[EXERCISE DETAILS]: Keep the pictures out of the copy and print all the entries below exactly.

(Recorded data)
·····

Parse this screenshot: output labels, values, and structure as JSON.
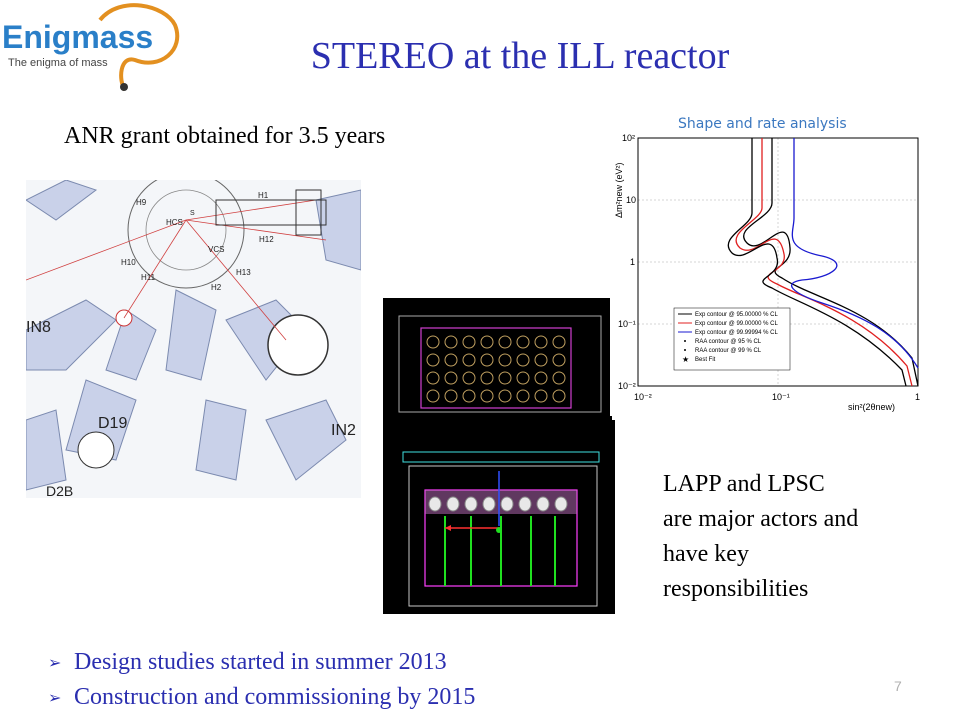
{
  "logo": {
    "name": "Enigmass",
    "tagline": "The enigma of mass"
  },
  "slide": {
    "title": "STEREO at the ILL reactor",
    "grant_text": "ANR grant obtained for 3.5 years",
    "actors_text": [
      "LAPP and LPSC",
      "are major actors and",
      "have key",
      "responsibilities"
    ],
    "bullets": [
      "Design studies started in summer 2013",
      "Construction and commissioning by 2015"
    ],
    "page_number": "7"
  },
  "map_labels": {
    "in8": "IN8",
    "d19": "D19",
    "d2b": "D2B",
    "in2": "IN2",
    "h1": "H1",
    "h9": "H9",
    "h10": "H10",
    "h11": "H11",
    "h12": "H12",
    "h13": "H13",
    "h2": "H2",
    "hcs": "HCS",
    "vcs": "VCS",
    "s": "S"
  },
  "plot": {
    "title": "Shape and rate analysis",
    "x_label": "sin²(2θnew)",
    "y_label": "Δm²new (eV²)",
    "y_ticks": [
      "10²",
      "10",
      "1",
      "10⁻¹",
      "10⁻²"
    ],
    "x_ticks": [
      "10⁻²",
      "10⁻¹",
      "1"
    ],
    "legend": [
      "Exp contour @ 95.00000 % CL",
      "Exp contour @ 99.00000 % CL",
      "Exp contour @ 99.99994 % CL",
      "RAA contour @ 95 % CL",
      "RAA contour @ 99 % CL",
      "Best Fit"
    ],
    "colors": {
      "c95": "#000000",
      "c99": "#e02020",
      "c9999": "#1a1ad0"
    }
  }
}
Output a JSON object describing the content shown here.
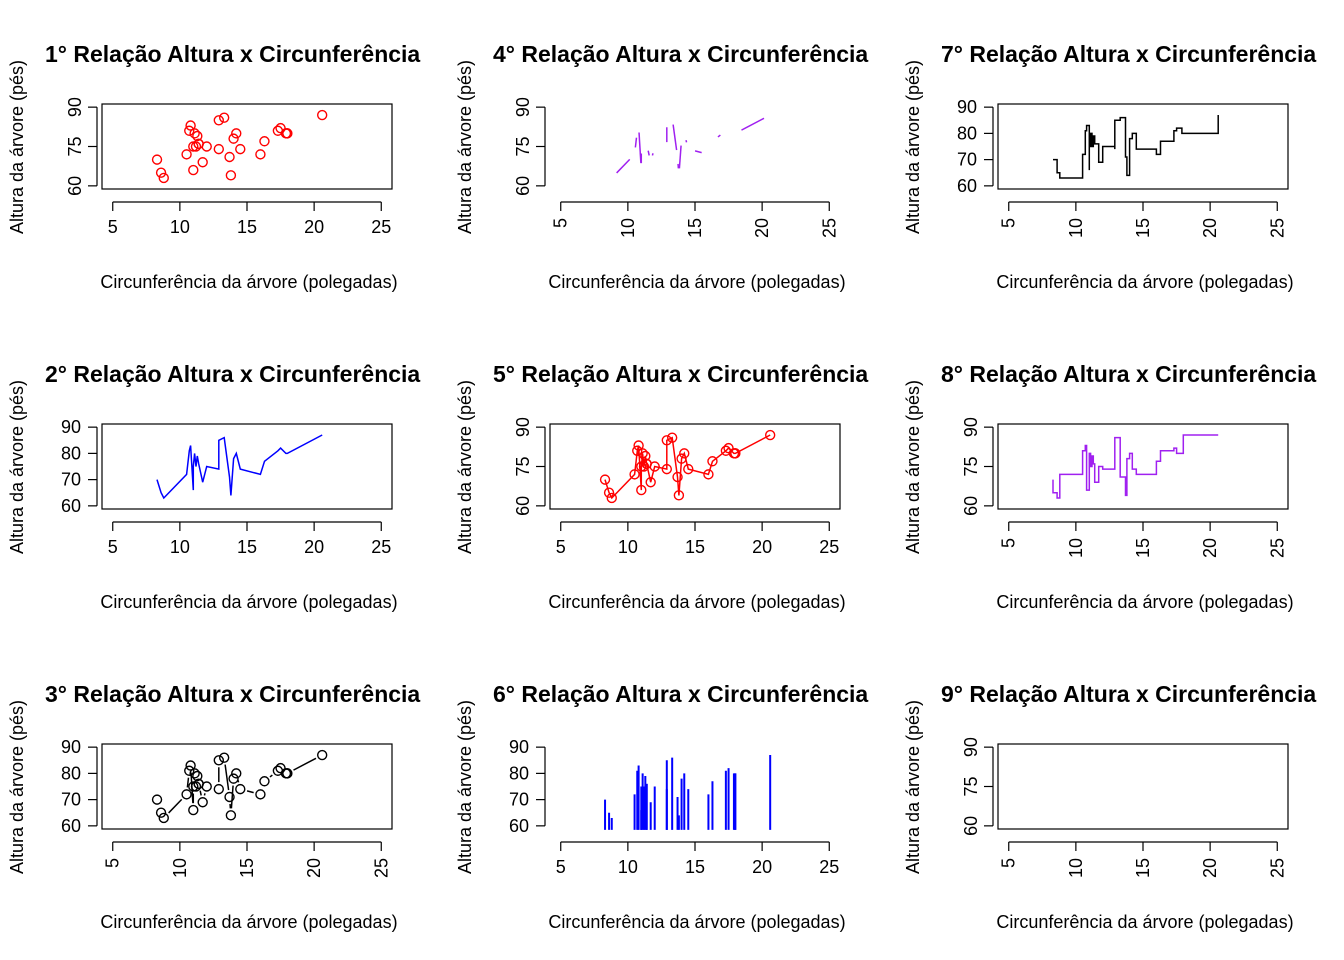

·····

[WRITTEN ANSWER]:
Parse this screenshot: output labels, values, and structure as JSON.
{
  "logo": {
    "name": "Enigmass",
    "tagline": "The enigma of mass"
  },
  "slide": {
    "title": "STEREO at the ILL reactor",
    "grant_text": "ANR grant obtained for 3.5 years",
    "actors_text": [
      "LAPP and LPSC",
      "are major actors and",
      "have key",
      "responsibilities"
    ],
    "bullets": [
      "Design studies started in summer 2013",
      "Construction and commissioning by 2015"
    ],
    "page_number": "7"
  },
  "map_labels": {
    "in8": "IN8",
    "d19": "D19",
    "d2b": "D2B",
    "in2": "IN2",
    "h1": "H1",
    "h9": "H9",
    "h10": "H10",
    "h11": "H11",
    "h12": "H12",
    "h13": "H13",
    "h2": "H2",
    "hcs": "HCS",
    "vcs": "VCS",
    "s": "S"
  },
  "plot": {
    "title": "Shape and rate analysis",
    "x_label": "sin²(2θnew)",
    "y_label": "Δm²new (eV²)",
    "y_ticks": [
      "10²",
      "10",
      "1",
      "10⁻¹",
      "10⁻²"
    ],
    "x_ticks": [
      "10⁻²",
      "10⁻¹",
      "1"
    ],
    "legend": [
      "Exp contour @ 95.00000 % CL",
      "Exp contour @ 99.00000 % CL",
      "Exp contour @ 99.99994 % CL",
      "RAA contour @ 95 % CL",
      "RAA contour @ 99 % CL",
      "Best Fit"
    ],
    "colors": {
      "c95": "#000000",
      "c99": "#e02020",
      "c9999": "#1a1ad0"
    }
  }
}
Output a JSON object describing the content shown here.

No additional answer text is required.